In the abstract on the YE1/19.1 antibody, please identify the tumor line the antibody was developed against.

Segment Start: SUPPLIED PASSAGE

Expression of an EL4 tumour-associated determinant on subpopulations of murine T cells in normal and lympho-proliferative autoimmune mice.

It has been demonstrated that the single autosomal recessive lpr and gld genes are responsible for the accumulation of unusual T-cell subsets. Although these subsets have been assigned to the T-cell lineage, they share certain antigenic cell surface markers with mature B lymphocytes. Consequently the maturational pathway(s) of these cells has been difficult to fit in the currently accepted models of T-cell differentiation. Previous work has determined that the YE1/19.1 monoclonal antibody (mAb), developed against the EL4 tumour line, reacts with the accumulating T cells in lpr-expressing mice. In this study we report that YE1/19.1 could also be used as a marker for the accumulating T cells in gld-expressing mice and that the hyporesponsiveness seen in gld mice correlated with these accumulating cells. We then demonstrated that the YE1/19.1 antibody also reacts with a subpopulation of neonatal thymocytes as well as a mitogen non-responsive subpopulation of 'double negative' T cells from the spleens and thymuses of non-autoimmune mice. Our findings indicate that the YE1/19.1 mAb will be a useful probe for helping in the eludication of the intra-thymic maturational pathways of T lymphocytes.

Segment End: SUPPLIED PASSAGE
Segment Start: DATA RECORDS

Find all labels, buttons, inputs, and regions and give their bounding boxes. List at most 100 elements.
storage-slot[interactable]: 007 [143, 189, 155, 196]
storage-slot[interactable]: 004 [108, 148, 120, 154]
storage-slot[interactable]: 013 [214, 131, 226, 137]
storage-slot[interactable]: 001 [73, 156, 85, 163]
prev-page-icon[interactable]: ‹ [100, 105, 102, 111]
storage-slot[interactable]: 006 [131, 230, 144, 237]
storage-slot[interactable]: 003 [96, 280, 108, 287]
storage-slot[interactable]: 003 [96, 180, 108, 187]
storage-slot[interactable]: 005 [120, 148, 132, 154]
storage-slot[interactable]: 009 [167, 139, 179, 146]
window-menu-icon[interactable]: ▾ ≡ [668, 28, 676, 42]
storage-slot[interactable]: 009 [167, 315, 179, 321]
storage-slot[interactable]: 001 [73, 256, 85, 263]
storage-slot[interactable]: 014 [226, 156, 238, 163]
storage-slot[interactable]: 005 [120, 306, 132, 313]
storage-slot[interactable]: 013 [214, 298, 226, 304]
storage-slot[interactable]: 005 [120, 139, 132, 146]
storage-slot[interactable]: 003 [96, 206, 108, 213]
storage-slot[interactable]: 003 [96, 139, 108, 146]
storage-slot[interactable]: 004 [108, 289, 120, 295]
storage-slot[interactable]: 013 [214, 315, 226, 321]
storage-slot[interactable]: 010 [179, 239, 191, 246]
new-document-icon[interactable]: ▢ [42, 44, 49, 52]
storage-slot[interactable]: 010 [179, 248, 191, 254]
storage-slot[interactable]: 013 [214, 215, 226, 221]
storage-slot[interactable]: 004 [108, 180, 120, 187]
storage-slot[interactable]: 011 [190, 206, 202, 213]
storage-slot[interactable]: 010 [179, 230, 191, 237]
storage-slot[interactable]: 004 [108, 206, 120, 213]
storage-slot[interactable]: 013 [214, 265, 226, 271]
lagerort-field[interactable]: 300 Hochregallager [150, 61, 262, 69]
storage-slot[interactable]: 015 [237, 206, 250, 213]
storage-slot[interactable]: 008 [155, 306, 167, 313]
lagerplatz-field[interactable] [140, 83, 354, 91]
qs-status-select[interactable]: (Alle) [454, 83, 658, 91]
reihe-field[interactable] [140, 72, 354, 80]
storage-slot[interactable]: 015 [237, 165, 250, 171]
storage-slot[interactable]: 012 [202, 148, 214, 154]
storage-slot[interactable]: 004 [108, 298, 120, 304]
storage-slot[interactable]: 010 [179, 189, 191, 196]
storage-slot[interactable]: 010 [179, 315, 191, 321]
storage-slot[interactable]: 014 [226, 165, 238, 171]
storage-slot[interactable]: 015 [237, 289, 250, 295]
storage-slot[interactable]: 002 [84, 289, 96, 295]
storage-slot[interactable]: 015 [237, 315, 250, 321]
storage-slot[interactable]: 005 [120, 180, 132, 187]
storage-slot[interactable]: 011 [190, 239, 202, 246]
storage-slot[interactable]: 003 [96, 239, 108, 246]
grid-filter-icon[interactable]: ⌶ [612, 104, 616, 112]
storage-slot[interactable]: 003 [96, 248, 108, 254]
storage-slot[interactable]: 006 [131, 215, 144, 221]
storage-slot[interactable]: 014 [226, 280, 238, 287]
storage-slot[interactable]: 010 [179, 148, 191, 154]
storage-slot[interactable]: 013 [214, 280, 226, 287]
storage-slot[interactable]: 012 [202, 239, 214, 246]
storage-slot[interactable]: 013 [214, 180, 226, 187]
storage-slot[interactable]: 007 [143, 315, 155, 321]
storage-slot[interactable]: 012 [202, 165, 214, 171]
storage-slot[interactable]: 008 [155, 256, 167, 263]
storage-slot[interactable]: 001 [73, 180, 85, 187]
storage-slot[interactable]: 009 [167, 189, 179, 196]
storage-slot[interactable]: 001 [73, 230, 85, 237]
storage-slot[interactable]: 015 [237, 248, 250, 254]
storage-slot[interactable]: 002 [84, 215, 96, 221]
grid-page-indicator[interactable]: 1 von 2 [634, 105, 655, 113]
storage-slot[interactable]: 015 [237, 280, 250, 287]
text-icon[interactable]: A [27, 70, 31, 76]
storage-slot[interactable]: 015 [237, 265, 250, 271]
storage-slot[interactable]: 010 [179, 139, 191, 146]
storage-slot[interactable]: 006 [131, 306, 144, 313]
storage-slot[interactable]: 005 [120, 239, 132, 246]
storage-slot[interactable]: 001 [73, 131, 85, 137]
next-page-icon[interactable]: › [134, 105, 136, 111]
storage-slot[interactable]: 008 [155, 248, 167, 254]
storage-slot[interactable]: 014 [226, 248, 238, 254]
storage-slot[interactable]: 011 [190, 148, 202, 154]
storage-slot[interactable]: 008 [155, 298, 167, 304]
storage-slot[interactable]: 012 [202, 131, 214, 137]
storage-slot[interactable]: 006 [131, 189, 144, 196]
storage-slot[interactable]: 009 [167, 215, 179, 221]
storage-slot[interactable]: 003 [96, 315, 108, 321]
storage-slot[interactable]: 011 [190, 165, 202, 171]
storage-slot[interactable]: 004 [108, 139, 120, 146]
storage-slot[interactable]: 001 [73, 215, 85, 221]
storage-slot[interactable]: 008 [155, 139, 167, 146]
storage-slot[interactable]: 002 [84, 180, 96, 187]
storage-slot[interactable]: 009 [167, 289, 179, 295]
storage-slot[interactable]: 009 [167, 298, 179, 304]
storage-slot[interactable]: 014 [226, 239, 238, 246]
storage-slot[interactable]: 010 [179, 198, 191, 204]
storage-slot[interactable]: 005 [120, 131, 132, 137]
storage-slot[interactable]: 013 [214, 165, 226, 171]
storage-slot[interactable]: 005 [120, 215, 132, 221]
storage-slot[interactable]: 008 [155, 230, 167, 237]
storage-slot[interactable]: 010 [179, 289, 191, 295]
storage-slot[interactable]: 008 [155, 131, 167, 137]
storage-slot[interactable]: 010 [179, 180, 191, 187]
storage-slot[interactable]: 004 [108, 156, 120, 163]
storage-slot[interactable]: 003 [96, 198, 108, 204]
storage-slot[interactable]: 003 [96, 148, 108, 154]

Segment End: DATA RECORDS

— THE ANSWER —
The EL4 tumour line.